> **MATERIAL SHOWN**:
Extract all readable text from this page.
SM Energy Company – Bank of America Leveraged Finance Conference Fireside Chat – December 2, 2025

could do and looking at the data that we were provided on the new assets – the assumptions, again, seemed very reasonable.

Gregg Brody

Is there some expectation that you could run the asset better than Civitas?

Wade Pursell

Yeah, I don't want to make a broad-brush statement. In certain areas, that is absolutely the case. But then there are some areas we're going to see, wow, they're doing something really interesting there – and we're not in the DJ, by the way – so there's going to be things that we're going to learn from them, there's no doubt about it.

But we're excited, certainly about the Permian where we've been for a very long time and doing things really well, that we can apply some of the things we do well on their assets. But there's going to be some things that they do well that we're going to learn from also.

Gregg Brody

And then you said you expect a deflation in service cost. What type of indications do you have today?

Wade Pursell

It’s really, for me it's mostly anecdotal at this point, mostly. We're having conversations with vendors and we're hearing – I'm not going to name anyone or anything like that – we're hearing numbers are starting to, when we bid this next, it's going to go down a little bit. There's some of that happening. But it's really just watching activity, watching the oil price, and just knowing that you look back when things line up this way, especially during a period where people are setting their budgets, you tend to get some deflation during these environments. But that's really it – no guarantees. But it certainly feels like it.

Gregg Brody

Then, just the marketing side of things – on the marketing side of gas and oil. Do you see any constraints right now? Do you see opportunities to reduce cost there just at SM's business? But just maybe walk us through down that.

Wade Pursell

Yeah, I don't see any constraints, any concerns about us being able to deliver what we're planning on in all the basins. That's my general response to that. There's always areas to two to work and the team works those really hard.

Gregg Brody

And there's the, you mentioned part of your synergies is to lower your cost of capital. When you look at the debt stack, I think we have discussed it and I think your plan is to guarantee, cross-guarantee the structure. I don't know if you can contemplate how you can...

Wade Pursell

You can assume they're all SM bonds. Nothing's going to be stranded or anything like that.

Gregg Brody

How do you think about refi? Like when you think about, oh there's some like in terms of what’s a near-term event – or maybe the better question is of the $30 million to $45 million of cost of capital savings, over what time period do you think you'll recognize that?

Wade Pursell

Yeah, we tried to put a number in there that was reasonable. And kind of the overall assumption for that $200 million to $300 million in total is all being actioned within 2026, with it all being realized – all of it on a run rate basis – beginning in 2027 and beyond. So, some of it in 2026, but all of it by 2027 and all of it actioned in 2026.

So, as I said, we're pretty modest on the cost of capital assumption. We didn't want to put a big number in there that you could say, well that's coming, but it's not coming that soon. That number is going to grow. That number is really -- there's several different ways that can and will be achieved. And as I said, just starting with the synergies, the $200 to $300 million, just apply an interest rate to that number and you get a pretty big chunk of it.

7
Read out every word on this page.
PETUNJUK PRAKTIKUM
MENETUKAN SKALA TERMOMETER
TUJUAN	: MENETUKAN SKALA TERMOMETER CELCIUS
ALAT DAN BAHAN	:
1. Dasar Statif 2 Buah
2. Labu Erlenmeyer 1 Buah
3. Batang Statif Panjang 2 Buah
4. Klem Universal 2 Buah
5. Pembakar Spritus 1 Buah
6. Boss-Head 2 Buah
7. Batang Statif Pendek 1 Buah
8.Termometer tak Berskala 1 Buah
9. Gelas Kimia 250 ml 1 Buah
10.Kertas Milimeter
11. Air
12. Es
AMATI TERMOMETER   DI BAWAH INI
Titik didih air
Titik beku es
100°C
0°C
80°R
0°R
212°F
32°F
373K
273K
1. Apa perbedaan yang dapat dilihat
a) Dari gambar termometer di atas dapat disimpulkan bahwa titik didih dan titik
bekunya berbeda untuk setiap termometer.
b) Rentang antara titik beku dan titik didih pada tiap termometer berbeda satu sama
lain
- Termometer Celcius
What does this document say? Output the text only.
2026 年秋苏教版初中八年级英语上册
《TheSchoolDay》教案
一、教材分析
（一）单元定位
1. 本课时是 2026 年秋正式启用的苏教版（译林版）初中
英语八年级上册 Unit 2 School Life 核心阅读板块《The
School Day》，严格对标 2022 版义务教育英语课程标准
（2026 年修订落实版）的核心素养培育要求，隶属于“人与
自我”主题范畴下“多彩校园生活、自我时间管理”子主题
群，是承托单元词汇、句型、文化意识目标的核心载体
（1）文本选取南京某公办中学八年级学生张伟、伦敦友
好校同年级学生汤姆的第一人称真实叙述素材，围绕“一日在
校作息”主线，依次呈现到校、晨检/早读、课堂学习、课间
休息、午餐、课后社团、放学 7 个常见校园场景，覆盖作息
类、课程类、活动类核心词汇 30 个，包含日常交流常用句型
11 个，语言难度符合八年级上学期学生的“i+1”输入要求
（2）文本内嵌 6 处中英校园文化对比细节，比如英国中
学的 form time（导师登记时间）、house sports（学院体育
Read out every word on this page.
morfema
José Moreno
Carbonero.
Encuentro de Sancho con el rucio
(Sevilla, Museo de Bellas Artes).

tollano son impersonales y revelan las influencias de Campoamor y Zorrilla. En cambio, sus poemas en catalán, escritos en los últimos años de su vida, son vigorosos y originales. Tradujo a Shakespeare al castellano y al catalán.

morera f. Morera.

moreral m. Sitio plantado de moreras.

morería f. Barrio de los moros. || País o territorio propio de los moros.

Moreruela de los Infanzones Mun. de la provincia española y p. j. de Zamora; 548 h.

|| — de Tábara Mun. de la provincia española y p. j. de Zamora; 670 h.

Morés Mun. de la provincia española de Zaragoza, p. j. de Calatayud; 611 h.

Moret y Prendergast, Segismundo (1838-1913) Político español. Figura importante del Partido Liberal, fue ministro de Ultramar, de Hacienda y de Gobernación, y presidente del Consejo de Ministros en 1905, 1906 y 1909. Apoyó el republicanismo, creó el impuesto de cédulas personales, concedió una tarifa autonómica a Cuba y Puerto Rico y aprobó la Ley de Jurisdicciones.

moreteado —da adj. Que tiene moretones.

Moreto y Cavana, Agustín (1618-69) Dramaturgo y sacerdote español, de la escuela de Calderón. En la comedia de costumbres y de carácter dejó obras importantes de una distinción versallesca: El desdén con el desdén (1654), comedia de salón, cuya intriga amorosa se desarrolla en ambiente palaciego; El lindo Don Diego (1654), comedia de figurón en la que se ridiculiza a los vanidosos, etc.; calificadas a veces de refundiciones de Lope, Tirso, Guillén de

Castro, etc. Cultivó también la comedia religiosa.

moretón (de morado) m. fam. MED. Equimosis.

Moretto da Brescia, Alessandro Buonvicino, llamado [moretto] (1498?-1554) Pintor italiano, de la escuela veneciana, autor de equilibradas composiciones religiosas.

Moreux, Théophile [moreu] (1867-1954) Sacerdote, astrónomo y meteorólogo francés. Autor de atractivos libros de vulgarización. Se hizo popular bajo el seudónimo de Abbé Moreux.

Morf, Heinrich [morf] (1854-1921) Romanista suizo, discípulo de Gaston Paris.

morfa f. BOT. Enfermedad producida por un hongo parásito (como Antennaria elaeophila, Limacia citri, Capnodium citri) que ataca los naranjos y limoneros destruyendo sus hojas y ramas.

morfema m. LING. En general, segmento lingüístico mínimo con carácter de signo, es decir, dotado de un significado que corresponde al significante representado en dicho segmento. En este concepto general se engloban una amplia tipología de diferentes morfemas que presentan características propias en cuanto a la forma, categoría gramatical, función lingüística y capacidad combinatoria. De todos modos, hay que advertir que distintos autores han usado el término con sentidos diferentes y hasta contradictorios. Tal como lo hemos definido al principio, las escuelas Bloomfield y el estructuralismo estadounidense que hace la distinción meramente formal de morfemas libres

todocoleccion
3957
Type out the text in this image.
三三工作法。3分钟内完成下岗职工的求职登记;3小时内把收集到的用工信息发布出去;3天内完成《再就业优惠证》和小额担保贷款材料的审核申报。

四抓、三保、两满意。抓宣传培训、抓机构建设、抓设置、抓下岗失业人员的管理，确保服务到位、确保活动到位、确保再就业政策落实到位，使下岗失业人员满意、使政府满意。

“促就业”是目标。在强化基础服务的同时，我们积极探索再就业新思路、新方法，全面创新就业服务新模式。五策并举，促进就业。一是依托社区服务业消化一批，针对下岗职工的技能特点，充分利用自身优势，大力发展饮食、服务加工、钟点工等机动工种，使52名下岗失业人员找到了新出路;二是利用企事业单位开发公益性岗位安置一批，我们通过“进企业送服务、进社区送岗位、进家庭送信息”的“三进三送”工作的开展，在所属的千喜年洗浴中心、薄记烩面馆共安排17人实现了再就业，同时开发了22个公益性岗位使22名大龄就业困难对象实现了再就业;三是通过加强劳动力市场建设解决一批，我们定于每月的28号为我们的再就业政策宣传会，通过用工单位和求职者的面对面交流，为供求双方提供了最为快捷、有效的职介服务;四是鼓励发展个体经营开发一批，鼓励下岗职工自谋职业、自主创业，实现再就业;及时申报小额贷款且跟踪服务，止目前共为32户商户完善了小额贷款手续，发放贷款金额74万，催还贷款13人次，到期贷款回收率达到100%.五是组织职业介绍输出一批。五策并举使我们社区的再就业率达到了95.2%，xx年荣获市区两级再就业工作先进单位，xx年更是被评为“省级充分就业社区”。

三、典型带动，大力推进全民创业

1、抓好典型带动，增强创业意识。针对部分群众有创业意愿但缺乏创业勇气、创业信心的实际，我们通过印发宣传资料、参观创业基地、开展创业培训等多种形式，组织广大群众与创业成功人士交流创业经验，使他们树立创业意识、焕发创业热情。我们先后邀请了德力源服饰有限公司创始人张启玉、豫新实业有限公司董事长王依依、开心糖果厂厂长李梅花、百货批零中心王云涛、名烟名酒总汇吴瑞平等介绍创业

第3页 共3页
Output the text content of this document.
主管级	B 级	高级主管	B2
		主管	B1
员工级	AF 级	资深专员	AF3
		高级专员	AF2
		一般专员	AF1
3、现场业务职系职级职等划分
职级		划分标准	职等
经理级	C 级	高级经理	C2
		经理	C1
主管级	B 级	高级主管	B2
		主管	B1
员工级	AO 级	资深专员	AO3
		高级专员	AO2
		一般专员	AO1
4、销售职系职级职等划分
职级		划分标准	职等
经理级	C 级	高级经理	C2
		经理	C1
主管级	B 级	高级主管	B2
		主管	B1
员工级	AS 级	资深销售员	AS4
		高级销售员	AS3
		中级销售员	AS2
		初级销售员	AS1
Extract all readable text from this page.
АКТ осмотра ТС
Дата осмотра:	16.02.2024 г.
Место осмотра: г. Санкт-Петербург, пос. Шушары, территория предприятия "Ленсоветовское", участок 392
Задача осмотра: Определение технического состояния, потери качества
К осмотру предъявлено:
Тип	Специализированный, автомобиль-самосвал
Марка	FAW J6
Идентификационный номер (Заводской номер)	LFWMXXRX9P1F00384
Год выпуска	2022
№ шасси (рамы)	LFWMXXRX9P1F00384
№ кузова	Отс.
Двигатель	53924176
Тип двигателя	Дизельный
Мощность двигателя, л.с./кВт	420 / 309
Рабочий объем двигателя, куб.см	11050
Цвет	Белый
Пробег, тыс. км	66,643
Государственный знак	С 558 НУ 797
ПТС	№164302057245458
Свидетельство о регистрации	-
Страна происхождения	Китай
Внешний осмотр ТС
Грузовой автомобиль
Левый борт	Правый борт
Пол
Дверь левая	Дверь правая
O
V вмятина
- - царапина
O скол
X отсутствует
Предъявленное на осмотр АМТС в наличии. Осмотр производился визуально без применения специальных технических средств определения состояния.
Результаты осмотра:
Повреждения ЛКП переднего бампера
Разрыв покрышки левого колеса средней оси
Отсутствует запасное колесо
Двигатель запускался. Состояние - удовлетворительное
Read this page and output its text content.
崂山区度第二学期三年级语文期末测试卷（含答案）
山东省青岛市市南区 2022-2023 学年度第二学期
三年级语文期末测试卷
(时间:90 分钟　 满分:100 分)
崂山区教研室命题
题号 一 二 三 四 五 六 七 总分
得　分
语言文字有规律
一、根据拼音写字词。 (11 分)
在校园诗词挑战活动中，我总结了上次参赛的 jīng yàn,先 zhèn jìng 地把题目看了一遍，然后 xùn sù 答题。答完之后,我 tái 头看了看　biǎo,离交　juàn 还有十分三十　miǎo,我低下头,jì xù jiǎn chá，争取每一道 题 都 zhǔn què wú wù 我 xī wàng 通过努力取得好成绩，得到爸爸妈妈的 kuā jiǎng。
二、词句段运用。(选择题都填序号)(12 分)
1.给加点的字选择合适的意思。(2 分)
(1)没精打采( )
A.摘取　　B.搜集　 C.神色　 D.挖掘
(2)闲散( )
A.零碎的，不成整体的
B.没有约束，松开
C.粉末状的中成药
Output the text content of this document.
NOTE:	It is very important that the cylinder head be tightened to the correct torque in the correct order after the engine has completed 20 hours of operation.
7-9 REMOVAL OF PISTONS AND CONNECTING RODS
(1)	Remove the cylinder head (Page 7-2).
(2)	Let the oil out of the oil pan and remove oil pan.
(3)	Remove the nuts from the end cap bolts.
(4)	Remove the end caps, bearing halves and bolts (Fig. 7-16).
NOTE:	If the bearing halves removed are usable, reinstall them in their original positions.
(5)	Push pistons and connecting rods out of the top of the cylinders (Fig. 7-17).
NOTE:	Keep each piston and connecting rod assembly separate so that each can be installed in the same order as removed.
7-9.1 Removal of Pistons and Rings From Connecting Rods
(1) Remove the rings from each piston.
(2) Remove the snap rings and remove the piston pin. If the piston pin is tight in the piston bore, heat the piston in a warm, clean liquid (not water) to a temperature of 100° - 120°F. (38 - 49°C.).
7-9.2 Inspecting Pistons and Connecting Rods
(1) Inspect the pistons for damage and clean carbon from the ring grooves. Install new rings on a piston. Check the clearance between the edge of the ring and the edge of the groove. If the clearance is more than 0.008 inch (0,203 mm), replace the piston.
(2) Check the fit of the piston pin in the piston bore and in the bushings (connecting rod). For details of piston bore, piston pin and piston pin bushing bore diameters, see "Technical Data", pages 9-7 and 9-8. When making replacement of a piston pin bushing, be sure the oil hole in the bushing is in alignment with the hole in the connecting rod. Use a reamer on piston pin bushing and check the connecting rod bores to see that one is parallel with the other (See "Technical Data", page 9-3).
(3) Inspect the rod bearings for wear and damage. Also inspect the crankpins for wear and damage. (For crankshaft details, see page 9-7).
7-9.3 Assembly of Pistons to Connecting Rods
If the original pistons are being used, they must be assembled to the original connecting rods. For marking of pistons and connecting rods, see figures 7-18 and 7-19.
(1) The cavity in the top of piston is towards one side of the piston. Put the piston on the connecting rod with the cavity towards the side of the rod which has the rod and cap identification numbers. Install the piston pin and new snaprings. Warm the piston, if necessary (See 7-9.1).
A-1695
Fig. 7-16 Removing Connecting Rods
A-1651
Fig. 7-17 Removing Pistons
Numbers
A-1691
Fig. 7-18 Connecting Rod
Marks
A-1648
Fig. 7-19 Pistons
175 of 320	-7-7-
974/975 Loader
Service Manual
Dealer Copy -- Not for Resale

> **AIM**: Pick out each line above that includes "española" and show it.

> **TASK OUTPUT**:
Moreruela de los Infanzones Mun. de la provincia española y p. j. de Zamora; 548 h.
|| — de Tábara Mun. de la provincia española y p. j. de Zamora; 670 h.
Morés Mun. de la provincia española de Zaragoza, p. j. de Calatayud; 611 h.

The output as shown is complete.